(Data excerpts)
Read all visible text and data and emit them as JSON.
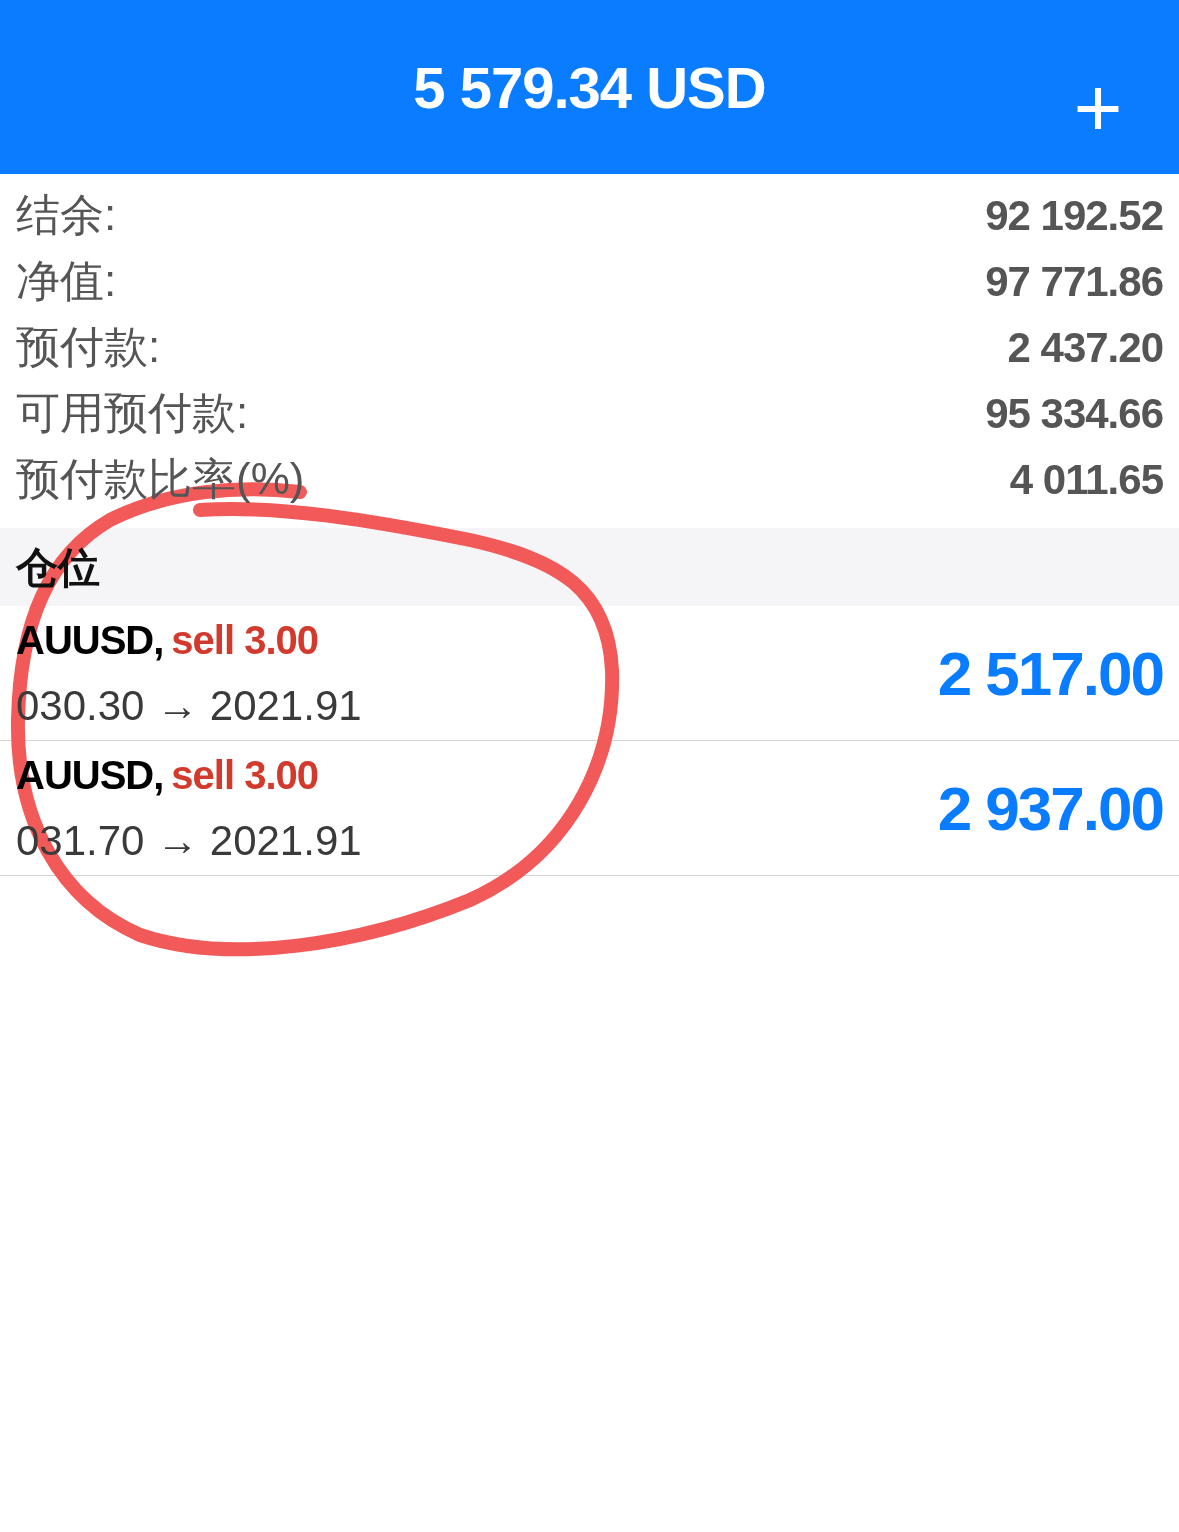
{
  "header": {
    "title": "5 579.34 USD",
    "action": "+"
  },
  "summary": [
    {
      "label": "结余:",
      "value": "92 192.52"
    },
    {
      "label": "净值:",
      "value": "97 771.86"
    },
    {
      "label": "预付款:",
      "value": "2 437.20"
    },
    {
      "label": "可用预付款:",
      "value": "95 334.66"
    },
    {
      "label": "预付款比率(%)",
      "value": "4 011.65"
    }
  ],
  "positions_section": {
    "title": "仓位"
  },
  "positions": [
    {
      "symbol": "AUUSD,",
      "order": "sell 3.00",
      "prices": "030.30 → 2021.91",
      "profit": "2 517.00"
    },
    {
      "symbol": "AUUSD,",
      "order": "sell 3.00",
      "prices": "031.70 → 2021.91",
      "profit": "2 937.00"
    }
  ]
}
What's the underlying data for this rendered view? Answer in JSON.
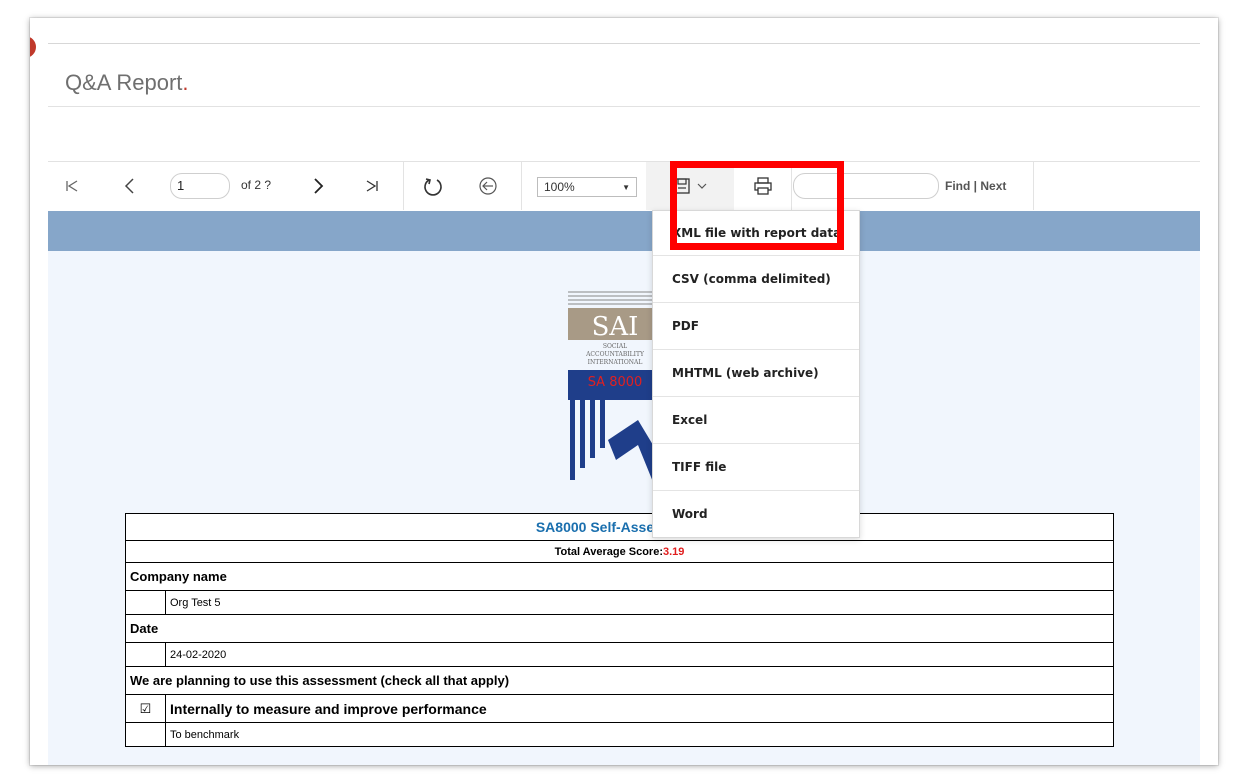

## Problem to solve
Your copy should match the entries exactly, minus the pictures.

## Correct output
Read all visible text and data and emit them as JSON.
{
  "header": {
    "title": "5 579.34 USD",
    "action": "+"
  },
  "summary": [
    {
      "label": "结余:",
      "value": "92 192.52"
    },
    {
      "label": "净值:",
      "value": "97 771.86"
    },
    {
      "label": "预付款:",
      "value": "2 437.20"
    },
    {
      "label": "可用预付款:",
      "value": "95 334.66"
    },
    {
      "label": "预付款比率(%)",
      "value": "4 011.65"
    }
  ],
  "positions_section": {
    "title": "仓位"
  },
  "positions": [
    {
      "symbol": "AUUSD,",
      "order": "sell 3.00",
      "prices": "030.30 → 2021.91",
      "profit": "2 517.00"
    },
    {
      "symbol": "AUUSD,",
      "order": "sell 3.00",
      "prices": "031.70 → 2021.91",
      "profit": "2 937.00"
    }
  ]
}
What's the underlying data for this rendered view? Answer in JSON.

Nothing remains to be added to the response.